[begin Source records]

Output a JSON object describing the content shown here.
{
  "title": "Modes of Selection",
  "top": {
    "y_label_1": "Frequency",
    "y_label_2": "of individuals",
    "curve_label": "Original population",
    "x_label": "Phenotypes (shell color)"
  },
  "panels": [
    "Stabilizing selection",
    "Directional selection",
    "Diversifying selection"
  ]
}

[end Source records]

Given exercise - Quote the whole listing above, leaving nothing out.

Solution -
Output a JSON object describing the content shown here.
{
  "title": "Modes of Selection",
  "top": {
    "y_label_1": "Frequency",
    "y_label_2": "of individuals",
    "curve_label": "Original population",
    "x_label": "Phenotypes (shell color)"
  },
  "panels": [
    "Stabilizing selection",
    "Directional selection",
    "Diversifying selection"
  ]
}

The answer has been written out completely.